- Saved data entries -
--------------------------------

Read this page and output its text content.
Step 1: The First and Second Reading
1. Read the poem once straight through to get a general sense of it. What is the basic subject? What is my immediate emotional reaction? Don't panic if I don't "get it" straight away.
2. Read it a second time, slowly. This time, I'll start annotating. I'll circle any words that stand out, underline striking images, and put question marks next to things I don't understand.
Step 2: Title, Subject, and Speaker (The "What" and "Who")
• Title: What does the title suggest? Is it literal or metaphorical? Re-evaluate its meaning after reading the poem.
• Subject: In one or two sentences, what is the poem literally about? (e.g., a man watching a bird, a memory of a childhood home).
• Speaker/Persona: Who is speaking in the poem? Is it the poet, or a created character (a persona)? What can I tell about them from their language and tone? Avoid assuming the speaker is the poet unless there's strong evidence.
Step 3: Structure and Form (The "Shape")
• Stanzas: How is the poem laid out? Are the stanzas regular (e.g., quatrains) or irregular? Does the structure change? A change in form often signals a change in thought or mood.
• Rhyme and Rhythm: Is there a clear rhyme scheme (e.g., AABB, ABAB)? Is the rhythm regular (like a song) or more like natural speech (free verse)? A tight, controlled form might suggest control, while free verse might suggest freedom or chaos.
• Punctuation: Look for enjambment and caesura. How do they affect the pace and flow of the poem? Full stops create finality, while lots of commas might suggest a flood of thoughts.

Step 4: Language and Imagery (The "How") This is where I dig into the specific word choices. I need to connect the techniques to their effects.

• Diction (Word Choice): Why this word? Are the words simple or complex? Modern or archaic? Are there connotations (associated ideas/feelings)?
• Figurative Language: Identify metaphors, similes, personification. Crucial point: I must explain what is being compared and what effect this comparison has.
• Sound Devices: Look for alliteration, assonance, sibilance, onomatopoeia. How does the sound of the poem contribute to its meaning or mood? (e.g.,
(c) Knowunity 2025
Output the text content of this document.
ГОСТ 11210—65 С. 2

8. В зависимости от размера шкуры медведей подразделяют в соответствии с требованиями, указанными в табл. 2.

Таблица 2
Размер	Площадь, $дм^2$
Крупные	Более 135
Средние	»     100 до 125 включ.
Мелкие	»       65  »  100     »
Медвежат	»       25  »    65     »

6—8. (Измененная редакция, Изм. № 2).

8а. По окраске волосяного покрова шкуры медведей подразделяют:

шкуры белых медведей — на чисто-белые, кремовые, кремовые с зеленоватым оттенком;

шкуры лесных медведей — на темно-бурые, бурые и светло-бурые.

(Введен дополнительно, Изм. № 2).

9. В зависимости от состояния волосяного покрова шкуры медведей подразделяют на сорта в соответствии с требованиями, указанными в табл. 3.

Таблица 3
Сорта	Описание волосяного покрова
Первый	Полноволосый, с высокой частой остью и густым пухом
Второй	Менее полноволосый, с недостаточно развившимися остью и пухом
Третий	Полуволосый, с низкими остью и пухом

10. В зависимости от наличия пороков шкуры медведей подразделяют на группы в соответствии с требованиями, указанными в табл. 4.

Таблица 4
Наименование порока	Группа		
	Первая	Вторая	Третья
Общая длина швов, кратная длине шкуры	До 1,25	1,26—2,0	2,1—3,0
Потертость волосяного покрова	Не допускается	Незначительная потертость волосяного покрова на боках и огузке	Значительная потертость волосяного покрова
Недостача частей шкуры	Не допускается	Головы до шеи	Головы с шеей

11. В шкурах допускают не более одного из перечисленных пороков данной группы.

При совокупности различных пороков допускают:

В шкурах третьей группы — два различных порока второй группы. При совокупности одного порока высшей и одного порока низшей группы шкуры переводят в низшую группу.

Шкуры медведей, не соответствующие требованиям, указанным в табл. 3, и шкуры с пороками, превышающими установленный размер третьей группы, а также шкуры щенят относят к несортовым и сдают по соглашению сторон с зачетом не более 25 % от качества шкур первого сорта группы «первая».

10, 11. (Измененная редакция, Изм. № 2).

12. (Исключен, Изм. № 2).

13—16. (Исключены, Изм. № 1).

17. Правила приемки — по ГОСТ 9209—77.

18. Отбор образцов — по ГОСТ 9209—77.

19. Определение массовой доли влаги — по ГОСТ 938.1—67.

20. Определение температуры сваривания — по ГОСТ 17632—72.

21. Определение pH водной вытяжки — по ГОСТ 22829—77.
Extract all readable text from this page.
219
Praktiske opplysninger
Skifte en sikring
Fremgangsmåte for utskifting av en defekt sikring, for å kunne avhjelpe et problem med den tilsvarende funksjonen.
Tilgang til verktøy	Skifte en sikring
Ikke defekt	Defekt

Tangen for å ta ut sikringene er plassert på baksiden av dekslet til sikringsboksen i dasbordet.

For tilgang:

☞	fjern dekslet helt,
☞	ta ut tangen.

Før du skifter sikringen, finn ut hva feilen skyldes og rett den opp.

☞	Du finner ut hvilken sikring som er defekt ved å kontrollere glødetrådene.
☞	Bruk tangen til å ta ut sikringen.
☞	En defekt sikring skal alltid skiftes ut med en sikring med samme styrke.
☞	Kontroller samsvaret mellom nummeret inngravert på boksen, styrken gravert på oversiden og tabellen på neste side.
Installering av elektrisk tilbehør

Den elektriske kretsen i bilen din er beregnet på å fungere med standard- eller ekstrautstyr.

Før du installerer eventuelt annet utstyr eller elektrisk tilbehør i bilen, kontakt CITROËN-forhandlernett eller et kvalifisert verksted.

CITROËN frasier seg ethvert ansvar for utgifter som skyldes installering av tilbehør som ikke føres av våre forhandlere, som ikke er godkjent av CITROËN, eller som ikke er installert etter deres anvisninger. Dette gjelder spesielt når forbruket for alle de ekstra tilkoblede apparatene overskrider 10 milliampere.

--------------------------------

- REQUIREMENTS -
Print the entries exactly. Include every one.

- TASK RESULT -
Read this page and output its text content.
Step 1: The First and Second Reading
1. Read the poem once straight through to get a general sense of it. What is the basic subject? What is my immediate emotional reaction? Don't panic if I don't "get it" straight away.
2. Read it a second time, slowly. This time, I'll start annotating. I'll circle any words that stand out, underline striking images, and put question marks next to things I don't understand.
Step 2: Title, Subject, and Speaker (The "What" and "Who")
• Title: What does the title suggest? Is it literal or metaphorical? Re-evaluate its meaning after reading the poem.
• Subject: In one or two sentences, what is the poem literally about? (e.g., a man watching a bird, a memory of a childhood home).
• Speaker/Persona: Who is speaking in the poem? Is it the poet, or a created character (a persona)? What can I tell about them from their language and tone? Avoid assuming the speaker is the poet unless there's strong evidence.
Step 3: Structure and Form (The "Shape")
• Stanzas: How is the poem laid out? Are the stanzas regular (e.g., quatrains) or irregular? Does the structure change? A change in form often signals a change in thought or mood.
• Rhyme and Rhythm: Is there a clear rhyme scheme (e.g., AABB, ABAB)? Is the rhythm regular (like a song) or more like natural speech (free verse)? A tight, controlled form might suggest control, while free verse might suggest freedom or chaos.
• Punctuation: Look for enjambment and caesura. How do they affect the pace and flow of the poem? Full stops create finality, while lots of commas might suggest a flood of thoughts.

Step 4: Language and Imagery (The "How") This is where I dig into the specific word choices. I need to connect the techniques to their effects.

• Diction (Word Choice): Why this word? Are the words simple or complex? Modern or archaic? Are there connotations (associated ideas/feelings)?
• Figurative Language: Identify metaphors, similes, personification. Crucial point: I must explain what is being compared and what effect this comparison has.
• Sound Devices: Look for alliteration, assonance, sibilance, onomatopoeia. How does the sound of the poem contribute to its meaning or mood? (e.g.,
(c) Knowunity 2025
Output the text content of this document.
ГОСТ 11210—65 С. 2

8. В зависимости от размера шкуры медведей подразделяют в соответствии с требованиями, указанными в табл. 2.

Таблица 2
Размер	Площадь, $дм^2$
Крупные	Более 135
Средние	»     100 до 125 включ.
Мелкие	»       65  »  100     »
Медвежат	»       25  »    65     »

6—8. (Измененная редакция, Изм. № 2).

8а. По окраске волосяного покрова шкуры медведей подразделяют:

шкуры белых медведей — на чисто-белые, кремовые, кремовые с зеленоватым оттенком;

шкуры лесных медведей — на темно-бурые, бурые и светло-бурые.

(Введен дополнительно, Изм. № 2).

9. В зависимости от состояния волосяного покрова шкуры медведей подразделяют на сорта в соответствии с требованиями, указанными в табл. 3.

Таблица 3
Сорта	Описание волосяного покрова
Первый	Полноволосый, с высокой частой остью и густым пухом
Второй	Менее полноволосый, с недостаточно развившимися остью и пухом
Третий	Полуволосый, с низкими остью и пухом

10. В зависимости от наличия пороков шкуры медведей подразделяют на группы в соответствии с требованиями, указанными в табл. 4.

Таблица 4
Наименование порока	Группа		
	Первая	Вторая	Третья
Общая длина швов, кратная длине шкуры	До 1,25	1,26—2,0	2,1—3,0
Потертость волосяного покрова	Не допускается	Незначительная потертость волосяного покрова на боках и огузке	Значительная потертость волосяного покрова
Недостача частей шкуры	Не допускается	Головы до шеи	Головы с шеей

11. В шкурах допускают не более одного из перечисленных пороков данной группы.

При совокупности различных пороков допускают:

В шкурах третьей группы — два различных порока второй группы. При совокупности одного порока высшей и одного порока низшей группы шкуры переводят в низшую группу.

Шкуры медведей, не соответствующие требованиям, указанным в табл. 3, и шкуры с пороками, превышающими установленный размер третьей группы, а также шкуры щенят относят к несортовым и сдают по соглашению сторон с зачетом не более 25 % от качества шкур первого сорта группы «первая».

10, 11. (Измененная редакция, Изм. № 2).

12. (Исключен, Изм. № 2).

13—16. (Исключены, Изм. № 1).

17. Правила приемки — по ГОСТ 9209—77.

18. Отбор образцов — по ГОСТ 9209—77.

19. Определение массовой доли влаги — по ГОСТ 938.1—67.

20. Определение температуры сваривания — по ГОСТ 17632—72.

21. Определение pH водной вытяжки — по ГОСТ 22829—77.
Extract all readable text from this page.
219
Praktiske opplysninger
Skifte en sikring
Fremgangsmåte for utskifting av en defekt sikring, for å kunne avhjelpe et problem med den tilsvarende funksjonen.
Tilgang til verktøy	Skifte en sikring
Ikke defekt	Defekt

Tangen for å ta ut sikringene er plassert på baksiden av dekslet til sikringsboksen i dasbordet.

For tilgang:

☞	fjern dekslet helt,
☞	ta ut tangen.

Før du skifter sikringen, finn ut hva feilen skyldes og rett den opp.

☞	Du finner ut hvilken sikring som er defekt ved å kontrollere glødetrådene.
☞	Bruk tangen til å ta ut sikringen.
☞	En defekt sikring skal alltid skiftes ut med en sikring med samme styrke.
☞	Kontroller samsvaret mellom nummeret inngravert på boksen, styrken gravert på oversiden og tabellen på neste side.
Installering av elektrisk tilbehør

Den elektriske kretsen i bilen din er beregnet på å fungere med standard- eller ekstrautstyr.

Før du installerer eventuelt annet utstyr eller elektrisk tilbehør i bilen, kontakt CITROËN-forhandlernett eller et kvalifisert verksted.

CITROËN frasier seg ethvert ansvar for utgifter som skyldes installering av tilbehør som ikke føres av våre forhandlere, som ikke er godkjent av CITROËN, eller som ikke er installert etter deres anvisninger. Dette gjelder spesielt når forbruket for alle de ekstra tilkoblede apparatene overskrider 10 milliampere.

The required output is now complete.